Data excerpts
-.-.-

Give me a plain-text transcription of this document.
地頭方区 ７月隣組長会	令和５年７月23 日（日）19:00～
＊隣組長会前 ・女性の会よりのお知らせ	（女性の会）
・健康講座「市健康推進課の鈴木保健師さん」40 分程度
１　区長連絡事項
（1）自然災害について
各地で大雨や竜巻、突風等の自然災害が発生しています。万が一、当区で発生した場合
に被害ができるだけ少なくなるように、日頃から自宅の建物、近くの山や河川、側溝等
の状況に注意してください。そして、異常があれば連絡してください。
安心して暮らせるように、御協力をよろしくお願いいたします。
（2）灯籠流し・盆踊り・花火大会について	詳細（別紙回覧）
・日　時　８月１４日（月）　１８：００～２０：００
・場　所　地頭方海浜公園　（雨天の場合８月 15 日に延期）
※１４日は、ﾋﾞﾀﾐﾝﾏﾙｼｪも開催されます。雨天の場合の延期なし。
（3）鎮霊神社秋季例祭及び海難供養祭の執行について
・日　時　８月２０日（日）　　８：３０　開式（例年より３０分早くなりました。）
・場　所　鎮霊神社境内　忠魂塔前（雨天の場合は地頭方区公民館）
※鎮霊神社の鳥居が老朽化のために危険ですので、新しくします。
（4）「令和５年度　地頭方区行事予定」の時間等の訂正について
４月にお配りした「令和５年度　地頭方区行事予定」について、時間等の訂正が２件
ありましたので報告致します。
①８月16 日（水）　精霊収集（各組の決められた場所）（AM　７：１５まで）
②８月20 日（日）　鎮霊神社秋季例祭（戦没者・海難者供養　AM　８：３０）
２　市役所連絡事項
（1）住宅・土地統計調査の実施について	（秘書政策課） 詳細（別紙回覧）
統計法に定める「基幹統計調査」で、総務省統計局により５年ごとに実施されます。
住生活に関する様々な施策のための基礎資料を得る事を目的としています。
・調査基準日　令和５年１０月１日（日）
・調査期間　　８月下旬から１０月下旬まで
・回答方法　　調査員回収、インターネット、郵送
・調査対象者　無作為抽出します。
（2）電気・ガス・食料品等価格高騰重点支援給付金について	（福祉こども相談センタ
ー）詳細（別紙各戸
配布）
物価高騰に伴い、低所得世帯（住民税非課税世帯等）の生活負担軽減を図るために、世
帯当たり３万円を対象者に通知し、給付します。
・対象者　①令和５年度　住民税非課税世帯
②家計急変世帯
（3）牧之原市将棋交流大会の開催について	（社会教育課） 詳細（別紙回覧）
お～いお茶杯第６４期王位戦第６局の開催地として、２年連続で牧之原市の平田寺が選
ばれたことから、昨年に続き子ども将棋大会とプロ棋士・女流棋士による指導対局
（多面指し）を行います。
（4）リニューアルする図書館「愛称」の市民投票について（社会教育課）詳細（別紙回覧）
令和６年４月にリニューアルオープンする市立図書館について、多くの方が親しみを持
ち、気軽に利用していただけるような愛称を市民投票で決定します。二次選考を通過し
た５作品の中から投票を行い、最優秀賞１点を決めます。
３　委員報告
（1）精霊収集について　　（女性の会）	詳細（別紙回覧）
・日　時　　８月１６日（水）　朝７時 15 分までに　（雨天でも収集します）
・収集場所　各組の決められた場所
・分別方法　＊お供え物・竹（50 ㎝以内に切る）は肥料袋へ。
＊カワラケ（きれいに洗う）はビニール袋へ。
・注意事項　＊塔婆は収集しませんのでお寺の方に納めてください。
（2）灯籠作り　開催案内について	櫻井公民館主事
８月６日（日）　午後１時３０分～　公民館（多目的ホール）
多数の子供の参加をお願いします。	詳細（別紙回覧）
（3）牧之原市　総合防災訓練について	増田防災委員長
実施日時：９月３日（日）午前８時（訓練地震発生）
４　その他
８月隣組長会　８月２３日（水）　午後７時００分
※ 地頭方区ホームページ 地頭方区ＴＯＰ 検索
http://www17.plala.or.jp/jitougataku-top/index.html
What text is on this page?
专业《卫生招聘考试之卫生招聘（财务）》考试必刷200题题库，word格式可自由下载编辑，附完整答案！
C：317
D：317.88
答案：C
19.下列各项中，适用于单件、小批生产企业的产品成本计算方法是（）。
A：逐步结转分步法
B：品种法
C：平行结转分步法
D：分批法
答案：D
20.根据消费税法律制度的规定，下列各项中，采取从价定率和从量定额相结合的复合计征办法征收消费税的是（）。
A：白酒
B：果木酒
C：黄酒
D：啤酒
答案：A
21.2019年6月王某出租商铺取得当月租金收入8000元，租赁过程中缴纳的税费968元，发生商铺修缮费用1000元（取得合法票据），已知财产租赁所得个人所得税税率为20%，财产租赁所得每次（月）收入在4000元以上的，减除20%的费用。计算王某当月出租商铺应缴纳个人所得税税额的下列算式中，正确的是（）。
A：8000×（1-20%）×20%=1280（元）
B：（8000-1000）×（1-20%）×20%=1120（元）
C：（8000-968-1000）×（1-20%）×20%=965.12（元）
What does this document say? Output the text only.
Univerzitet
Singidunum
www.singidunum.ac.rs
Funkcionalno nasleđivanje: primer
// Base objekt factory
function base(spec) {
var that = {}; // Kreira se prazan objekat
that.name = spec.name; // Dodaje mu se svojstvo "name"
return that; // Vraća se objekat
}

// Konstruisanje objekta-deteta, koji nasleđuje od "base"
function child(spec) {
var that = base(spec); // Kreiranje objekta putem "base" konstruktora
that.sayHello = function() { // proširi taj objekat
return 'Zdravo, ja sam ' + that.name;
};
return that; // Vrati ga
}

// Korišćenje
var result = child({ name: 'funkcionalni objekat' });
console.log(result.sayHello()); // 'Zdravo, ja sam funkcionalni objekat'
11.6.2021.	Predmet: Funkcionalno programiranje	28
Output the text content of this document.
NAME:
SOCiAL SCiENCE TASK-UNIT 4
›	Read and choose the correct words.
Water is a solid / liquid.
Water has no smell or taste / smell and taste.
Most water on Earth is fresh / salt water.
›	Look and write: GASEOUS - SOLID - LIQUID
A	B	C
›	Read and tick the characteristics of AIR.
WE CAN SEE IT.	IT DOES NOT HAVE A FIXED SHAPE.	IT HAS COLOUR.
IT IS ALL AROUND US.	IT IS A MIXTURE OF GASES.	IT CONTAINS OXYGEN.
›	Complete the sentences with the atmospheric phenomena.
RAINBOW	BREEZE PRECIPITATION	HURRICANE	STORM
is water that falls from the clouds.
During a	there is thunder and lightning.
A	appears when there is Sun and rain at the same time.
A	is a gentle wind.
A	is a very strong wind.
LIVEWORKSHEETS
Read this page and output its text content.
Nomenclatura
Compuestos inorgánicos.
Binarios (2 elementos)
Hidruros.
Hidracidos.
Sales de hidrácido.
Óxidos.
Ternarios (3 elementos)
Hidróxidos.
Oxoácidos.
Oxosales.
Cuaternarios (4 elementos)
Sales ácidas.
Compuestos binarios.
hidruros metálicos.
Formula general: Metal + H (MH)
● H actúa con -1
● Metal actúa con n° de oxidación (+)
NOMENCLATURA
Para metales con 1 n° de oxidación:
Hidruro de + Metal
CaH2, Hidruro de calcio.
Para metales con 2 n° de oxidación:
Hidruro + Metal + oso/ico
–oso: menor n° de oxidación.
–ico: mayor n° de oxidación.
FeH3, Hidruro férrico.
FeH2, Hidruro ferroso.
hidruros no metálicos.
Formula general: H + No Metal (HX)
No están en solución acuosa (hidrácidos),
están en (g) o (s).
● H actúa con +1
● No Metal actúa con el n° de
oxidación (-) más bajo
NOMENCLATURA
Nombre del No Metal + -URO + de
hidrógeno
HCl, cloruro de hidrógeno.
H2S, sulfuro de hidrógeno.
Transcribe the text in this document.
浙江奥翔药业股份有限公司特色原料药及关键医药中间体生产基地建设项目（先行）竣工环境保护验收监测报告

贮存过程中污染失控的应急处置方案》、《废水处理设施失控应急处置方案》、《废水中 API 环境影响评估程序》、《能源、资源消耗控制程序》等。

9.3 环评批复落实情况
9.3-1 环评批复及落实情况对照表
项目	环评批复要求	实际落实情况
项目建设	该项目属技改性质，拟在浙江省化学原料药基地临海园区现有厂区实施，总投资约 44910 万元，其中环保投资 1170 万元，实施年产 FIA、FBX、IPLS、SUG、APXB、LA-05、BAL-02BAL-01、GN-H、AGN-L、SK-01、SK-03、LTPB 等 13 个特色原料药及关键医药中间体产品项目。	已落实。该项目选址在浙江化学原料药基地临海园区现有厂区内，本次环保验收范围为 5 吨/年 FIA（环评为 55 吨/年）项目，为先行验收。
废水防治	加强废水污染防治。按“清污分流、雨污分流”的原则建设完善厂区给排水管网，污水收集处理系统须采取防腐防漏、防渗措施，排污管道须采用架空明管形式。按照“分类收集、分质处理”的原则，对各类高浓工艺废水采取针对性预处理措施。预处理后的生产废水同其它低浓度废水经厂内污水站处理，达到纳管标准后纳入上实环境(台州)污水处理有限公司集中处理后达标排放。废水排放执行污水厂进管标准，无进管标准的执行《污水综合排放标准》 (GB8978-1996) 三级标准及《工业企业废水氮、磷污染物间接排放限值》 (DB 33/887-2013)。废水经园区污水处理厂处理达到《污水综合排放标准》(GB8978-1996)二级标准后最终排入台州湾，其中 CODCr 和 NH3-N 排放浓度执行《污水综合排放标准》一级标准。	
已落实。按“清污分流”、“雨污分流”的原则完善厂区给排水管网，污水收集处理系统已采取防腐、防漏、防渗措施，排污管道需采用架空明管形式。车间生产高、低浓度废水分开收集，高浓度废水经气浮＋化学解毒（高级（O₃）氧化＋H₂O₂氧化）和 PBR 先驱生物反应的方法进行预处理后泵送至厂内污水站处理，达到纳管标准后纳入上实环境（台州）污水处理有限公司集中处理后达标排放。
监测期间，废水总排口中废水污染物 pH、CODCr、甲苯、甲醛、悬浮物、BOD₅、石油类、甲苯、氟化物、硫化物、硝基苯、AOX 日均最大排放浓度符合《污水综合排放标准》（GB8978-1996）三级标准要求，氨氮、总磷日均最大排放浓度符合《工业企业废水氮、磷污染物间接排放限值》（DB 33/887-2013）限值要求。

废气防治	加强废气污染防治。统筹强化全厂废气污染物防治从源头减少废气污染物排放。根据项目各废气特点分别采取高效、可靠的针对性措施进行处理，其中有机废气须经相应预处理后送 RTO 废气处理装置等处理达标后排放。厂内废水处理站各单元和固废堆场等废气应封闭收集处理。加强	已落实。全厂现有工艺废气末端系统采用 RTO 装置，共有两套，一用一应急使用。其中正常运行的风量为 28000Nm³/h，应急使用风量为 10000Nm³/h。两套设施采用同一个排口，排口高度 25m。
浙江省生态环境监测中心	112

-.-.-

Work to be completed -
In how many lines does the word "社会教育課" appear? Respond with the number alone.

Response to the exercise -
2